Listed records
'''

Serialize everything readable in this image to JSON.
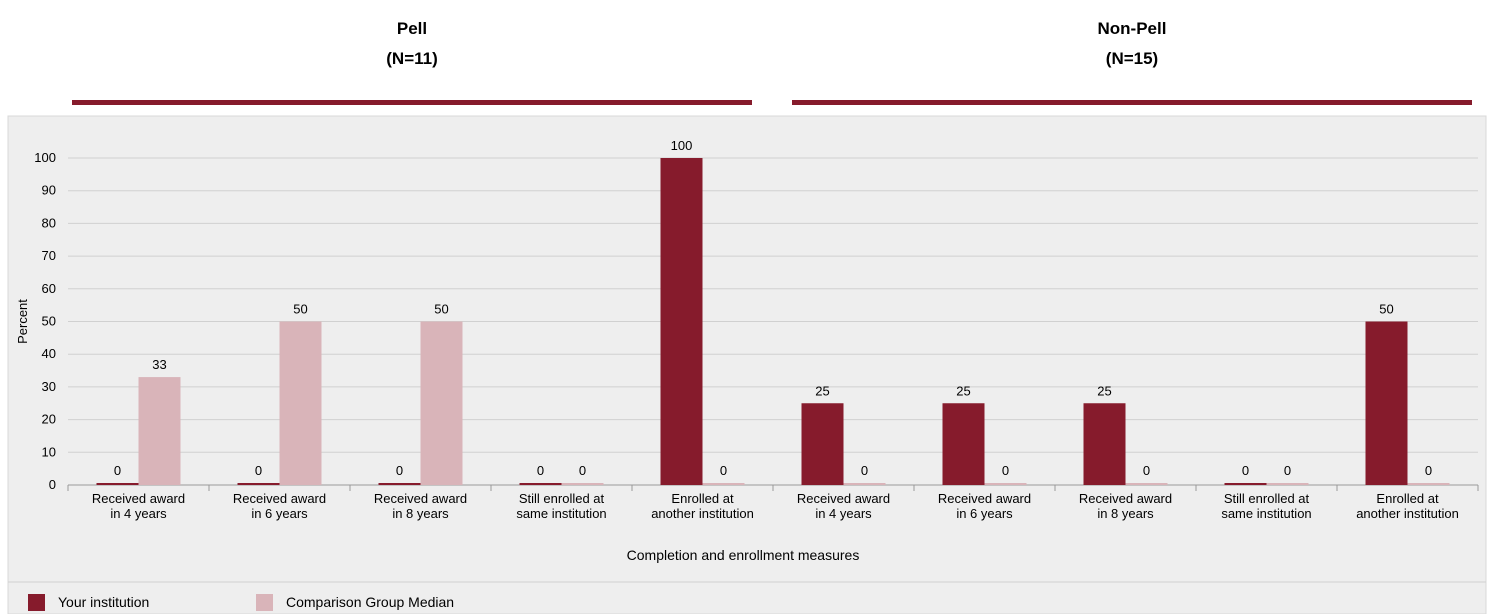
{
  "groups": [
    {
      "title": "Pell",
      "subtitle": "(N=11)"
    },
    {
      "title": "Non-Pell",
      "subtitle": "(N=15)"
    }
  ],
  "colors": {
    "your_institution": "#861B2C",
    "comparison_median": "#D9B4B9",
    "group_rule": "#861B2C",
    "plot_background": "#EEEEEE",
    "gridline": "#D0D0D0"
  },
  "legend": {
    "your_institution": "Your institution",
    "comparison_median": "Comparison Group Median"
  },
  "chart_data": {
    "type": "bar",
    "ylabel": "Percent",
    "xlabel": "Completion and enrollment measures",
    "ylim": [
      0,
      100
    ],
    "yticks": [
      0,
      10,
      20,
      30,
      40,
      50,
      60,
      70,
      80,
      90,
      100
    ],
    "grid": true,
    "legend_position": "bottom",
    "categories": [
      [
        "Received award",
        "in 4 years"
      ],
      [
        "Received award",
        "in 6 years"
      ],
      [
        "Received award",
        "in 8 years"
      ],
      [
        "Still enrolled at",
        "same institution"
      ],
      [
        "Enrolled at",
        "another institution"
      ],
      [
        "Received award",
        "in 4 years"
      ],
      [
        "Received award",
        "in 6 years"
      ],
      [
        "Received award",
        "in 8 years"
      ],
      [
        "Still enrolled at",
        "same institution"
      ],
      [
        "Enrolled at",
        "another institution"
      ]
    ],
    "series": [
      {
        "name": "Your institution",
        "values": [
          0,
          0,
          0,
          0,
          100,
          25,
          25,
          25,
          0,
          50
        ]
      },
      {
        "name": "Comparison Group Median",
        "values": [
          33,
          50,
          50,
          0,
          0,
          0,
          0,
          0,
          0,
          0
        ]
      }
    ]
  }
}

'''

What needs to be done
Without including the pictures, reproduce all entries exactly.

Exercise solution
Serialize everything readable in this image to JSON.
{
  "groups": [
    {
      "title": "Pell",
      "subtitle": "(N=11)"
    },
    {
      "title": "Non-Pell",
      "subtitle": "(N=15)"
    }
  ],
  "colors": {
    "your_institution": "#861B2C",
    "comparison_median": "#D9B4B9",
    "group_rule": "#861B2C",
    "plot_background": "#EEEEEE",
    "gridline": "#D0D0D0"
  },
  "legend": {
    "your_institution": "Your institution",
    "comparison_median": "Comparison Group Median"
  },
  "chart_data": {
    "type": "bar",
    "ylabel": "Percent",
    "xlabel": "Completion and enrollment measures",
    "ylim": [
      0,
      100
    ],
    "yticks": [
      0,
      10,
      20,
      30,
      40,
      50,
      60,
      70,
      80,
      90,
      100
    ],
    "grid": true,
    "legend_position": "bottom",
    "categories": [
      [
        "Received award",
        "in 4 years"
      ],
      [
        "Received award",
        "in 6 years"
      ],
      [
        "Received award",
        "in 8 years"
      ],
      [
        "Still enrolled at",
        "same institution"
      ],
      [
        "Enrolled at",
        "another institution"
      ],
      [
        "Received award",
        "in 4 years"
      ],
      [
        "Received award",
        "in 6 years"
      ],
      [
        "Received award",
        "in 8 years"
      ],
      [
        "Still enrolled at",
        "same institution"
      ],
      [
        "Enrolled at",
        "another institution"
      ]
    ],
    "series": [
      {
        "name": "Your institution",
        "values": [
          0,
          0,
          0,
          0,
          100,
          25,
          25,
          25,
          0,
          50
        ]
      },
      {
        "name": "Comparison Group Median",
        "values": [
          33,
          50,
          50,
          0,
          0,
          0,
          0,
          0,
          0,
          0
        ]
      }
    ]
  }
}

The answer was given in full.